[Records about charts and figures]
════════════════

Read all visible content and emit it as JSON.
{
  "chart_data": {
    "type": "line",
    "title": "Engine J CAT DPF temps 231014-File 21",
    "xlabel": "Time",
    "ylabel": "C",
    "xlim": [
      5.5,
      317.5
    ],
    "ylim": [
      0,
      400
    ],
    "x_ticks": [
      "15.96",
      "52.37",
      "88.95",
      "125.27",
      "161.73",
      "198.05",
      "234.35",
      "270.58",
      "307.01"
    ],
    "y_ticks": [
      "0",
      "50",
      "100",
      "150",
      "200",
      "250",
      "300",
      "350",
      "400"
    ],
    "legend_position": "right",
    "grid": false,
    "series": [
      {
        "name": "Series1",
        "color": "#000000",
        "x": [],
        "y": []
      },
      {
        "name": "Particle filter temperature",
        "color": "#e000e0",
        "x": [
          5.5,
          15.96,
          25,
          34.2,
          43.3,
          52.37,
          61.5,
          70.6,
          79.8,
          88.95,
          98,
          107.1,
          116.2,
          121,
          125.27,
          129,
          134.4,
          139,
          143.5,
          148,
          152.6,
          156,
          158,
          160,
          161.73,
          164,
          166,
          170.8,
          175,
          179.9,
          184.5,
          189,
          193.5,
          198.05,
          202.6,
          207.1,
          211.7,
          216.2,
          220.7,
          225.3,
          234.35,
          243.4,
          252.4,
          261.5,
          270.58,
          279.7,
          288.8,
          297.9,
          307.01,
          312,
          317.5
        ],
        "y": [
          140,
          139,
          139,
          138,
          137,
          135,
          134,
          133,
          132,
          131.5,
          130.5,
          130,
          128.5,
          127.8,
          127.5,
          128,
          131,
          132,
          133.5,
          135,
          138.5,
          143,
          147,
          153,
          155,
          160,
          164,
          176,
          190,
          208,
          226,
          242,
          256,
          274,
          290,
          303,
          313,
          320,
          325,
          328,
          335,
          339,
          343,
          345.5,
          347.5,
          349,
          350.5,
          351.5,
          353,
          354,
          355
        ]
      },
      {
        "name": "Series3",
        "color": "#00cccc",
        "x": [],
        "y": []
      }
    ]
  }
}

════════════════

*What the exercise asks*
Copy every line that includes the string "color" from the material above.

*Result of this task*
        "color": "#000000",
        "color": "#e000e0",
        "color": "#00cccc",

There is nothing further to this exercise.